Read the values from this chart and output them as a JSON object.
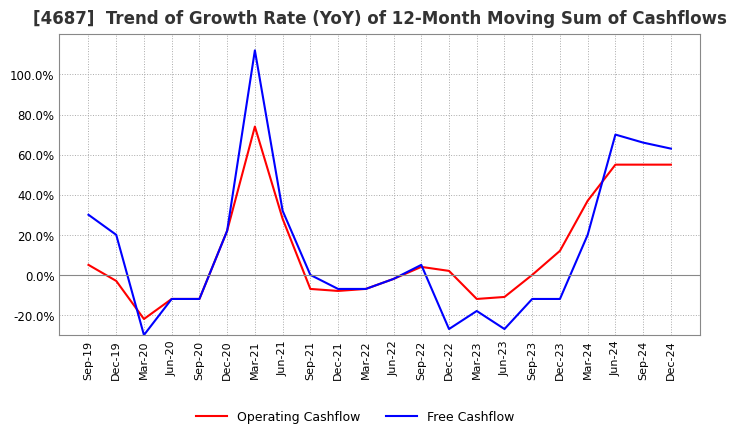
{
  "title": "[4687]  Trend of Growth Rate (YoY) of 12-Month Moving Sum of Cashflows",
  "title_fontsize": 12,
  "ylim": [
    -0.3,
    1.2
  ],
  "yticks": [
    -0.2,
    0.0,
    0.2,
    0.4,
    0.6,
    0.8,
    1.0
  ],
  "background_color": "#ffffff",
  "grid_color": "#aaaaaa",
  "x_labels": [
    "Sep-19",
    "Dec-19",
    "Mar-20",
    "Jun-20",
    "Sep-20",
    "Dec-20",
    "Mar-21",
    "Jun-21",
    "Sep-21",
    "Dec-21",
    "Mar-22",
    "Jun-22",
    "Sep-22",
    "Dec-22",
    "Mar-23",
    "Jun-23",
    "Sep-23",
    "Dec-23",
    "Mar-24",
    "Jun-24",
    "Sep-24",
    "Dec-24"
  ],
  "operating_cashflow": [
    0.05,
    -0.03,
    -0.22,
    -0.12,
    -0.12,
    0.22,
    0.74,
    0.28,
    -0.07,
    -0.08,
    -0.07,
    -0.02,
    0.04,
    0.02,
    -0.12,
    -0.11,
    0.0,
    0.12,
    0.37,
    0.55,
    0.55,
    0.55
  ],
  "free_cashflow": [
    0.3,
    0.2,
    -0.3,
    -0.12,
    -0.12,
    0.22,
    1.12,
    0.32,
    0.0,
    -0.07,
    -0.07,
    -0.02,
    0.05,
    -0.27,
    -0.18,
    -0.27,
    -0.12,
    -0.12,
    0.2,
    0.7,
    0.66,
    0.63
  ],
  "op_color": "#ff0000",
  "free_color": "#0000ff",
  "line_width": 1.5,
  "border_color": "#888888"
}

※

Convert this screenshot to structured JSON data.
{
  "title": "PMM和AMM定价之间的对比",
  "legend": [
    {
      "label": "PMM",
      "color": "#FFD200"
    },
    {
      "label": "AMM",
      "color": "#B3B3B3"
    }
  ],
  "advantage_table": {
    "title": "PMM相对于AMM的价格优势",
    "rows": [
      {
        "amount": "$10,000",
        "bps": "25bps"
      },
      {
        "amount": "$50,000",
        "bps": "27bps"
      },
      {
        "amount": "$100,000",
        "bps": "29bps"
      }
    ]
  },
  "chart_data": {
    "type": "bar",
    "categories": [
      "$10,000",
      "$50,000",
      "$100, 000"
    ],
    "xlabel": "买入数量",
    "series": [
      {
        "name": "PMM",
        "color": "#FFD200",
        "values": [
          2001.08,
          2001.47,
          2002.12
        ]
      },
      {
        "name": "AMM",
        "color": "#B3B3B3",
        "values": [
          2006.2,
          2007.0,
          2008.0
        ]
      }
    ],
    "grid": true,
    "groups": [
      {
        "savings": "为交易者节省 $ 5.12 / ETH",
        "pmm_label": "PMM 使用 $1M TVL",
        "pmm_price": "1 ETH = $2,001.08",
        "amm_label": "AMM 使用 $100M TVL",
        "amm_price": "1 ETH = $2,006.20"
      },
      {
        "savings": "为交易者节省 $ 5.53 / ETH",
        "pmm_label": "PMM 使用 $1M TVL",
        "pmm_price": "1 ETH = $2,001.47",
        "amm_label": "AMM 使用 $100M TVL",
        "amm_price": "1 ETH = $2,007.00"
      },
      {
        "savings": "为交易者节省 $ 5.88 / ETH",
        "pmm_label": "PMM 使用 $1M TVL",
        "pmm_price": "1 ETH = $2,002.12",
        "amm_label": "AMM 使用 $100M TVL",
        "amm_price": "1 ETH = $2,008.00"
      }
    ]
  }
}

※

**Given exercise:** Go through the listing above and list every line that has the word "savings".

**Exercise answer:**
        "savings": "为交易者节省 $ 5.12 / ETH",
        "savings": "为交易者节省 $ 5.53 / ETH",
        "savings": "为交易者节省 $ 5.88 / ETH",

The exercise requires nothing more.